Job
Repeat each record below exactly, dropping the pictures.

Excerpted data
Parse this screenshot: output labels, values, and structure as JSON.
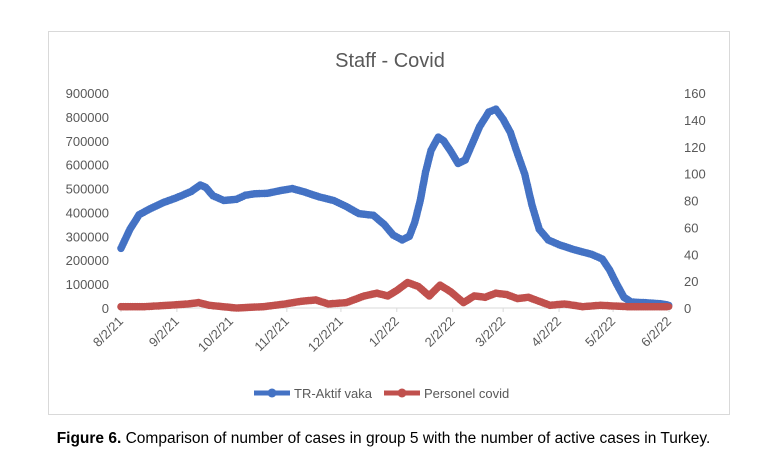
{
  "figure": {
    "caption_label": "Figure 6.",
    "caption_text": " Comparison of number of cases in group 5 with the number of active cases in Turkey."
  },
  "chart_data": {
    "type": "line",
    "title": "Staff - Covid",
    "x_type": "date",
    "x_tick_labels": [
      "8/2/21",
      "9/2/21",
      "10/2/21",
      "11/2/21",
      "12/2/21",
      "1/2/22",
      "2/2/22",
      "3/2/22",
      "4/2/22",
      "5/2/22",
      "6/2/22"
    ],
    "xlim": [
      "2021-08-02",
      "2022-06-02"
    ],
    "y_left": {
      "ylim": [
        0,
        900000
      ],
      "ticks": [
        "0",
        "100000",
        "200000",
        "300000",
        "400000",
        "500000",
        "600000",
        "700000",
        "800000",
        "900000"
      ]
    },
    "y_right": {
      "ylim": [
        0,
        160
      ],
      "ticks": [
        "0",
        "20",
        "40",
        "60",
        "80",
        "100",
        "120",
        "140",
        "160"
      ]
    },
    "grid": false,
    "legend_position": "bottom",
    "series": [
      {
        "name": "TR-Aktif vaka",
        "axis": "left",
        "color": "#4472c4",
        "points": [
          [
            "2021-08-02",
            250000
          ],
          [
            "2021-08-07",
            330000
          ],
          [
            "2021-08-12",
            390000
          ],
          [
            "2021-08-18",
            415000
          ],
          [
            "2021-08-25",
            440000
          ],
          [
            "2021-09-02",
            462000
          ],
          [
            "2021-09-10",
            488000
          ],
          [
            "2021-09-15",
            515000
          ],
          [
            "2021-09-18",
            505000
          ],
          [
            "2021-09-22",
            470000
          ],
          [
            "2021-09-28",
            450000
          ],
          [
            "2021-10-05",
            455000
          ],
          [
            "2021-10-10",
            472000
          ],
          [
            "2021-10-15",
            478000
          ],
          [
            "2021-10-22",
            480000
          ],
          [
            "2021-11-01",
            495000
          ],
          [
            "2021-11-05",
            500000
          ],
          [
            "2021-11-12",
            485000
          ],
          [
            "2021-11-20",
            465000
          ],
          [
            "2021-11-28",
            450000
          ],
          [
            "2021-12-05",
            425000
          ],
          [
            "2021-12-12",
            395000
          ],
          [
            "2021-12-20",
            388000
          ],
          [
            "2021-12-26",
            350000
          ],
          [
            "2021-12-31",
            305000
          ],
          [
            "2022-01-05",
            285000
          ],
          [
            "2022-01-09",
            300000
          ],
          [
            "2022-01-12",
            360000
          ],
          [
            "2022-01-15",
            450000
          ],
          [
            "2022-01-18",
            570000
          ],
          [
            "2022-01-21",
            660000
          ],
          [
            "2022-01-25",
            715000
          ],
          [
            "2022-01-28",
            700000
          ],
          [
            "2022-02-01",
            655000
          ],
          [
            "2022-02-05",
            605000
          ],
          [
            "2022-02-09",
            620000
          ],
          [
            "2022-02-13",
            690000
          ],
          [
            "2022-02-17",
            760000
          ],
          [
            "2022-02-22",
            820000
          ],
          [
            "2022-02-26",
            832000
          ],
          [
            "2022-03-02",
            790000
          ],
          [
            "2022-03-06",
            735000
          ],
          [
            "2022-03-10",
            645000
          ],
          [
            "2022-03-14",
            560000
          ],
          [
            "2022-03-18",
            430000
          ],
          [
            "2022-03-22",
            330000
          ],
          [
            "2022-03-27",
            285000
          ],
          [
            "2022-04-02",
            265000
          ],
          [
            "2022-04-10",
            245000
          ],
          [
            "2022-04-20",
            225000
          ],
          [
            "2022-04-26",
            205000
          ],
          [
            "2022-04-30",
            160000
          ],
          [
            "2022-05-04",
            100000
          ],
          [
            "2022-05-08",
            45000
          ],
          [
            "2022-05-12",
            25000
          ],
          [
            "2022-05-20",
            22000
          ],
          [
            "2022-05-28",
            18000
          ],
          [
            "2022-06-02",
            12000
          ]
        ]
      },
      {
        "name": "Personel covid",
        "axis": "right",
        "color": "#c0504d",
        "points": [
          [
            "2021-08-02",
            1
          ],
          [
            "2021-08-15",
            1
          ],
          [
            "2021-08-28",
            2
          ],
          [
            "2021-09-08",
            3
          ],
          [
            "2021-09-14",
            4
          ],
          [
            "2021-09-20",
            2
          ],
          [
            "2021-10-05",
            0
          ],
          [
            "2021-10-20",
            1
          ],
          [
            "2021-11-01",
            3
          ],
          [
            "2021-11-10",
            5
          ],
          [
            "2021-11-18",
            6
          ],
          [
            "2021-11-25",
            3
          ],
          [
            "2021-12-05",
            4
          ],
          [
            "2021-12-15",
            9
          ],
          [
            "2021-12-22",
            11
          ],
          [
            "2021-12-28",
            9
          ],
          [
            "2022-01-02",
            13
          ],
          [
            "2022-01-08",
            19
          ],
          [
            "2022-01-14",
            16
          ],
          [
            "2022-01-20",
            9
          ],
          [
            "2022-01-26",
            17
          ],
          [
            "2022-02-01",
            12
          ],
          [
            "2022-02-08",
            4
          ],
          [
            "2022-02-14",
            9
          ],
          [
            "2022-02-20",
            8
          ],
          [
            "2022-02-26",
            11
          ],
          [
            "2022-03-04",
            10
          ],
          [
            "2022-03-10",
            7
          ],
          [
            "2022-03-16",
            8
          ],
          [
            "2022-03-22",
            5
          ],
          [
            "2022-03-28",
            2
          ],
          [
            "2022-04-05",
            3
          ],
          [
            "2022-04-15",
            1
          ],
          [
            "2022-04-25",
            2
          ],
          [
            "2022-05-10",
            1
          ],
          [
            "2022-05-25",
            1
          ],
          [
            "2022-06-02",
            1
          ]
        ]
      }
    ]
  }
}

Exercise solution
Parse this screenshot: output labels, values, and structure as JSON.
{
  "figure": {
    "caption_label": "Figure 6.",
    "caption_text": " Comparison of number of cases in group 5 with the number of active cases in Turkey."
  },
  "chart_data": {
    "type": "line",
    "title": "Staff - Covid",
    "x_type": "date",
    "x_tick_labels": [
      "8/2/21",
      "9/2/21",
      "10/2/21",
      "11/2/21",
      "12/2/21",
      "1/2/22",
      "2/2/22",
      "3/2/22",
      "4/2/22",
      "5/2/22",
      "6/2/22"
    ],
    "xlim": [
      "2021-08-02",
      "2022-06-02"
    ],
    "y_left": {
      "ylim": [
        0,
        900000
      ],
      "ticks": [
        "0",
        "100000",
        "200000",
        "300000",
        "400000",
        "500000",
        "600000",
        "700000",
        "800000",
        "900000"
      ]
    },
    "y_right": {
      "ylim": [
        0,
        160
      ],
      "ticks": [
        "0",
        "20",
        "40",
        "60",
        "80",
        "100",
        "120",
        "140",
        "160"
      ]
    },
    "grid": false,
    "legend_position": "bottom",
    "series": [
      {
        "name": "TR-Aktif vaka",
        "axis": "left",
        "color": "#4472c4",
        "points": [
          [
            "2021-08-02",
            250000
          ],
          [
            "2021-08-07",
            330000
          ],
          [
            "2021-08-12",
            390000
          ],
          [
            "2021-08-18",
            415000
          ],
          [
            "2021-08-25",
            440000
          ],
          [
            "2021-09-02",
            462000
          ],
          [
            "2021-09-10",
            488000
          ],
          [
            "2021-09-15",
            515000
          ],
          [
            "2021-09-18",
            505000
          ],
          [
            "2021-09-22",
            470000
          ],
          [
            "2021-09-28",
            450000
          ],
          [
            "2021-10-05",
            455000
          ],
          [
            "2021-10-10",
            472000
          ],
          [
            "2021-10-15",
            478000
          ],
          [
            "2021-10-22",
            480000
          ],
          [
            "2021-11-01",
            495000
          ],
          [
            "2021-11-05",
            500000
          ],
          [
            "2021-11-12",
            485000
          ],
          [
            "2021-11-20",
            465000
          ],
          [
            "2021-11-28",
            450000
          ],
          [
            "2021-12-05",
            425000
          ],
          [
            "2021-12-12",
            395000
          ],
          [
            "2021-12-20",
            388000
          ],
          [
            "2021-12-26",
            350000
          ],
          [
            "2021-12-31",
            305000
          ],
          [
            "2022-01-05",
            285000
          ],
          [
            "2022-01-09",
            300000
          ],
          [
            "2022-01-12",
            360000
          ],
          [
            "2022-01-15",
            450000
          ],
          [
            "2022-01-18",
            570000
          ],
          [
            "2022-01-21",
            660000
          ],
          [
            "2022-01-25",
            715000
          ],
          [
            "2022-01-28",
            700000
          ],
          [
            "2022-02-01",
            655000
          ],
          [
            "2022-02-05",
            605000
          ],
          [
            "2022-02-09",
            620000
          ],
          [
            "2022-02-13",
            690000
          ],
          [
            "2022-02-17",
            760000
          ],
          [
            "2022-02-22",
            820000
          ],
          [
            "2022-02-26",
            832000
          ],
          [
            "2022-03-02",
            790000
          ],
          [
            "2022-03-06",
            735000
          ],
          [
            "2022-03-10",
            645000
          ],
          [
            "2022-03-14",
            560000
          ],
          [
            "2022-03-18",
            430000
          ],
          [
            "2022-03-22",
            330000
          ],
          [
            "2022-03-27",
            285000
          ],
          [
            "2022-04-02",
            265000
          ],
          [
            "2022-04-10",
            245000
          ],
          [
            "2022-04-20",
            225000
          ],
          [
            "2022-04-26",
            205000
          ],
          [
            "2022-04-30",
            160000
          ],
          [
            "2022-05-04",
            100000
          ],
          [
            "2022-05-08",
            45000
          ],
          [
            "2022-05-12",
            25000
          ],
          [
            "2022-05-20",
            22000
          ],
          [
            "2022-05-28",
            18000
          ],
          [
            "2022-06-02",
            12000
          ]
        ]
      },
      {
        "name": "Personel covid",
        "axis": "right",
        "color": "#c0504d",
        "points": [
          [
            "2021-08-02",
            1
          ],
          [
            "2021-08-15",
            1
          ],
          [
            "2021-08-28",
            2
          ],
          [
            "2021-09-08",
            3
          ],
          [
            "2021-09-14",
            4
          ],
          [
            "2021-09-20",
            2
          ],
          [
            "2021-10-05",
            0
          ],
          [
            "2021-10-20",
            1
          ],
          [
            "2021-11-01",
            3
          ],
          [
            "2021-11-10",
            5
          ],
          [
            "2021-11-18",
            6
          ],
          [
            "2021-11-25",
            3
          ],
          [
            "2021-12-05",
            4
          ],
          [
            "2021-12-15",
            9
          ],
          [
            "2021-12-22",
            11
          ],
          [
            "2021-12-28",
            9
          ],
          [
            "2022-01-02",
            13
          ],
          [
            "2022-01-08",
            19
          ],
          [
            "2022-01-14",
            16
          ],
          [
            "2022-01-20",
            9
          ],
          [
            "2022-01-26",
            17
          ],
          [
            "2022-02-01",
            12
          ],
          [
            "2022-02-08",
            4
          ],
          [
            "2022-02-14",
            9
          ],
          [
            "2022-02-20",
            8
          ],
          [
            "2022-02-26",
            11
          ],
          [
            "2022-03-04",
            10
          ],
          [
            "2022-03-10",
            7
          ],
          [
            "2022-03-16",
            8
          ],
          [
            "2022-03-22",
            5
          ],
          [
            "2022-03-28",
            2
          ],
          [
            "2022-04-05",
            3
          ],
          [
            "2022-04-15",
            1
          ],
          [
            "2022-04-25",
            2
          ],
          [
            "2022-05-10",
            1
          ],
          [
            "2022-05-25",
            1
          ],
          [
            "2022-06-02",
            1
          ]
        ]
      }
    ]
  }
}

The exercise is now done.